**WORK REQUIRED**
For every line in the data below that contains "GELO", copy the line.

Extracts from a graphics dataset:

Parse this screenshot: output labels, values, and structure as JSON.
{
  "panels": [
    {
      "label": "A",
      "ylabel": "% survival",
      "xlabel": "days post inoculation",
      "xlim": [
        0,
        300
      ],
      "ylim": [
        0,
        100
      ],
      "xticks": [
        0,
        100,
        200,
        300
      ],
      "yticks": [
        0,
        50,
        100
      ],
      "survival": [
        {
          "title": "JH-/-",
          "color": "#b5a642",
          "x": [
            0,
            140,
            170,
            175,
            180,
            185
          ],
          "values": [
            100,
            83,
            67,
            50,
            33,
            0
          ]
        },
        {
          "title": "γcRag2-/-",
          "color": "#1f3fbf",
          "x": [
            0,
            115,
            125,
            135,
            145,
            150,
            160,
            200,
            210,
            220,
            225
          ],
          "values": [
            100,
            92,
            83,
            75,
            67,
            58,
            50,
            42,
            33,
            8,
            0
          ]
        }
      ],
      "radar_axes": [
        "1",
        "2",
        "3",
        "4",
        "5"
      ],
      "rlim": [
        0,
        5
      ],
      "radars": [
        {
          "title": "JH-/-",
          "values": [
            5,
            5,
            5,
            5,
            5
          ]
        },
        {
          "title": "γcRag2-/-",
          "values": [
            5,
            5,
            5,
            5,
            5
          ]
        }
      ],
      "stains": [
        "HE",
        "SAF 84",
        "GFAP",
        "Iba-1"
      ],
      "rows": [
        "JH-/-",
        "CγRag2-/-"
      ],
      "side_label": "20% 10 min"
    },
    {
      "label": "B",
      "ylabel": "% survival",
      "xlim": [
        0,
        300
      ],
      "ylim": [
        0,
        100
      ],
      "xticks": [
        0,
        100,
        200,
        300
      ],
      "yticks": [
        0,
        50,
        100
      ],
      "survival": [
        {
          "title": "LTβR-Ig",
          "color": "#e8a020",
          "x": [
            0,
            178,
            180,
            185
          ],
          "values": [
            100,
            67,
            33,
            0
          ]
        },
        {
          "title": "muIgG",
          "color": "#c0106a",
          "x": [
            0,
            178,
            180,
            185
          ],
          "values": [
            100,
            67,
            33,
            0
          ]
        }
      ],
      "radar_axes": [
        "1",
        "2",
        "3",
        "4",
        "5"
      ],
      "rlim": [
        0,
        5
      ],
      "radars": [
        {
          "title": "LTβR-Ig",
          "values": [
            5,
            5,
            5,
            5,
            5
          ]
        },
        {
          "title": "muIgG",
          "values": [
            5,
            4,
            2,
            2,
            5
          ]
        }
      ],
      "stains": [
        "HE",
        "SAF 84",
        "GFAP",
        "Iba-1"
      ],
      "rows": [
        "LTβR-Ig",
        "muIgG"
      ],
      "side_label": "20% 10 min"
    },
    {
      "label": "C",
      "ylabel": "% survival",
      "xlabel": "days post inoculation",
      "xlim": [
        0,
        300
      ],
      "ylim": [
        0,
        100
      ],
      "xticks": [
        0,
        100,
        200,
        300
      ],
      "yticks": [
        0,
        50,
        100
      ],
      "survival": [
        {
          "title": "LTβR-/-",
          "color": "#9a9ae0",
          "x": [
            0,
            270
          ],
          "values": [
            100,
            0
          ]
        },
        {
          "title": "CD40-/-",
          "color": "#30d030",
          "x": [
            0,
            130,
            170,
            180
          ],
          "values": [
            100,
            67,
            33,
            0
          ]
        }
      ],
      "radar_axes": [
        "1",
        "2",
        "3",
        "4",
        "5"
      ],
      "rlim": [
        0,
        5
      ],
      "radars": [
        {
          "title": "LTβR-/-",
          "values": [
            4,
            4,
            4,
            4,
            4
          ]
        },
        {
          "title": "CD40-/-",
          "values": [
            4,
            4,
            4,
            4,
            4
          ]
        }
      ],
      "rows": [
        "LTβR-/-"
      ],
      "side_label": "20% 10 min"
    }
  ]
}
==
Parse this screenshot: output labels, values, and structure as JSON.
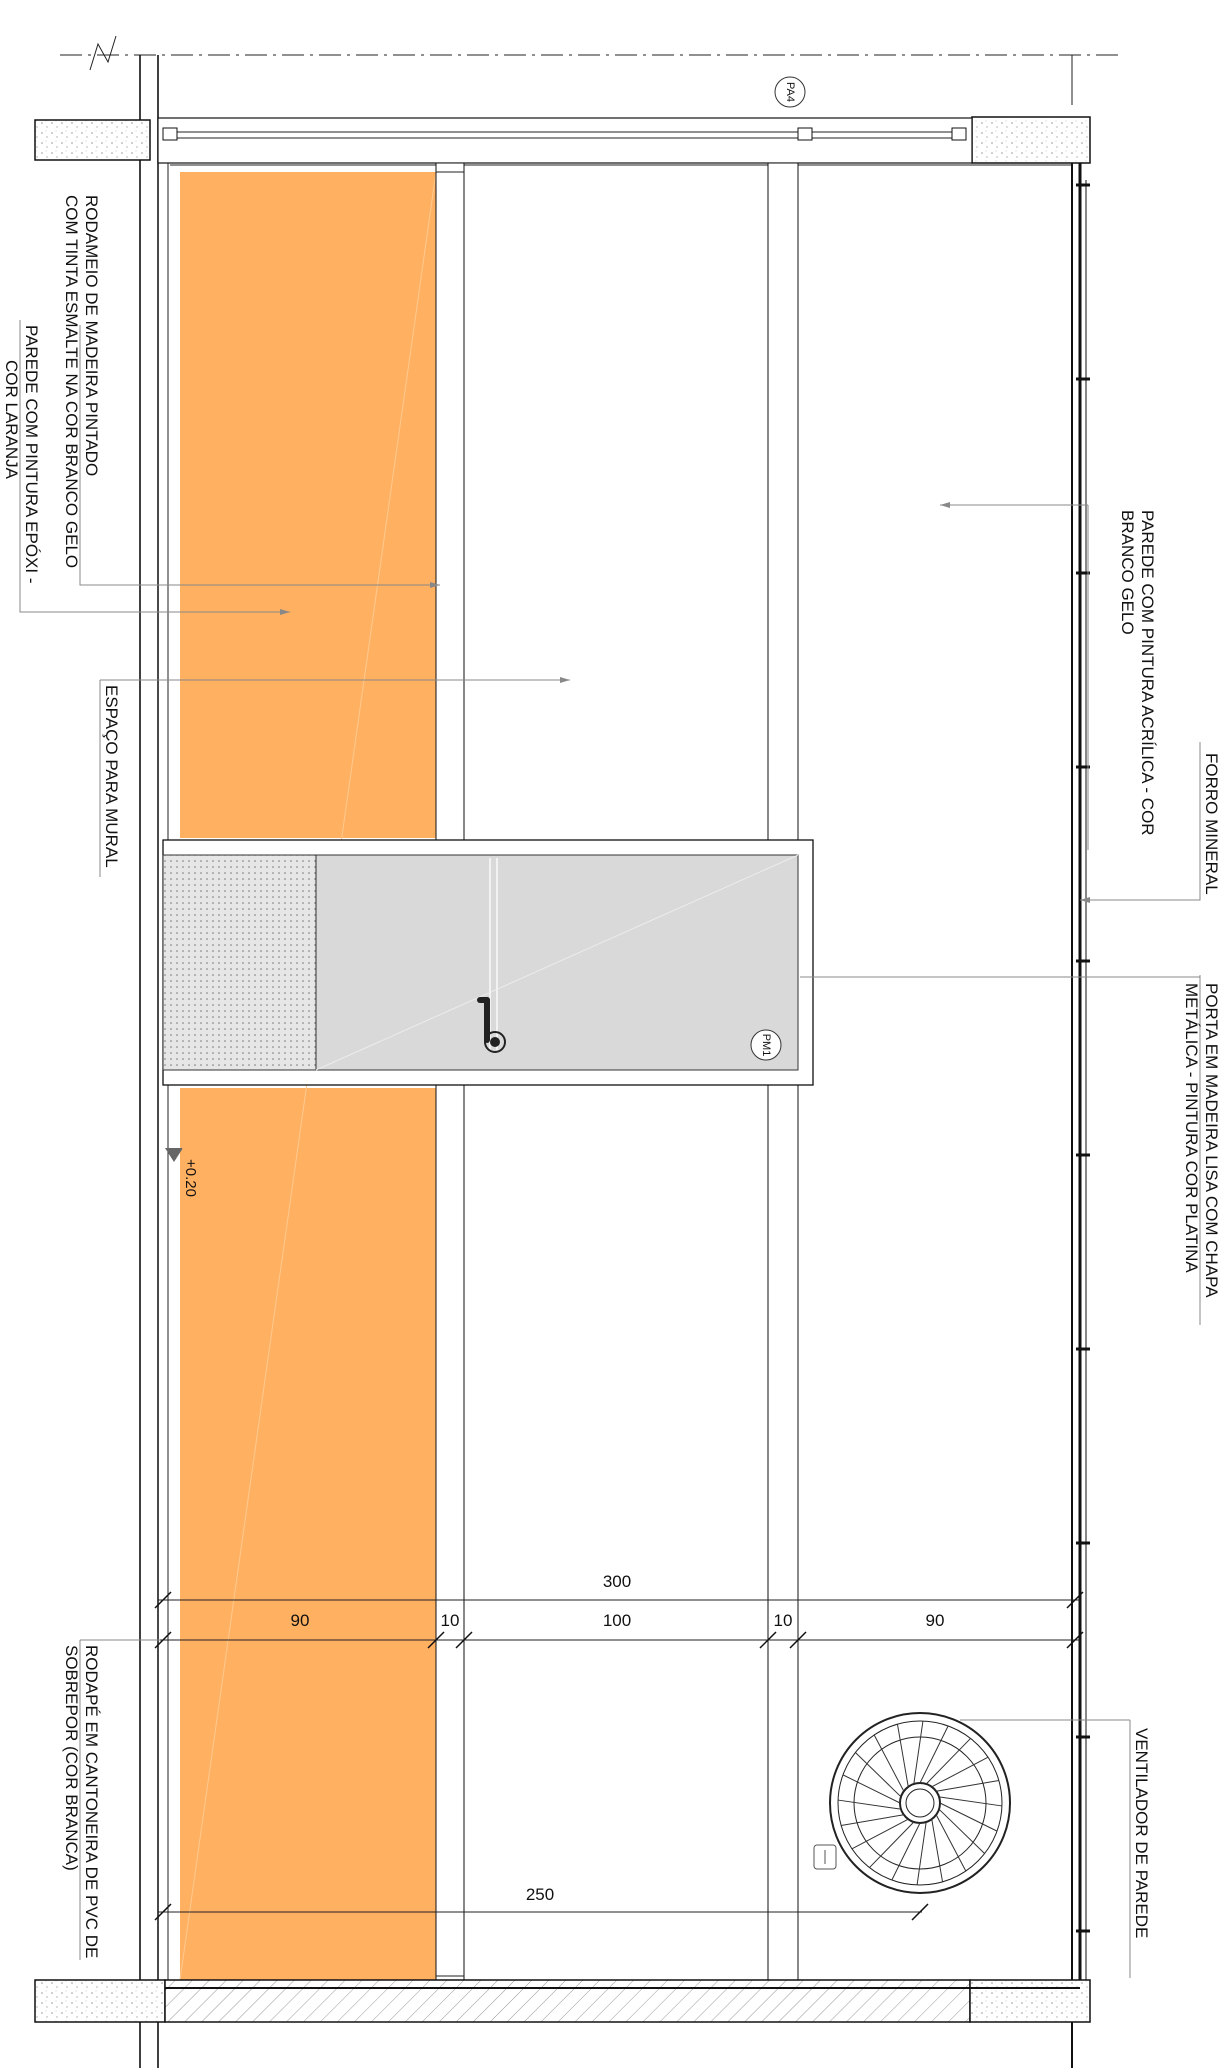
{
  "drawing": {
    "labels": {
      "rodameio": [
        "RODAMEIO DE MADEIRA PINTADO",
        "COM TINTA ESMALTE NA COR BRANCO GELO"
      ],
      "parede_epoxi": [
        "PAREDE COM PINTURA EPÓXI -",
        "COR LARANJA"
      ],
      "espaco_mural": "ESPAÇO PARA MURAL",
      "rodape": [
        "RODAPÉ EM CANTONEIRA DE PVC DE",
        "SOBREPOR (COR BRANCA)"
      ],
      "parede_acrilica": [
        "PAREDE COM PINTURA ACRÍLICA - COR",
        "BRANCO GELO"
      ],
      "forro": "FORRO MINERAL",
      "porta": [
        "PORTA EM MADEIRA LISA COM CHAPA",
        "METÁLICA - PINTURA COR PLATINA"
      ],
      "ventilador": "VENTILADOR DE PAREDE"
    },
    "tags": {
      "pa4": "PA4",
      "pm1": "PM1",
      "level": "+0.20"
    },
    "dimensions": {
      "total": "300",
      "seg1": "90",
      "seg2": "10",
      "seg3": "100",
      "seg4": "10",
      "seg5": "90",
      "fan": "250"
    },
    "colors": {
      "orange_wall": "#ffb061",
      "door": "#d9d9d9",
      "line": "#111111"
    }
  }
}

**COMPLETED TASK**
        "COM TINTA ESMALTE NA COR BRANCO GELO"
        "BRANCO GELO"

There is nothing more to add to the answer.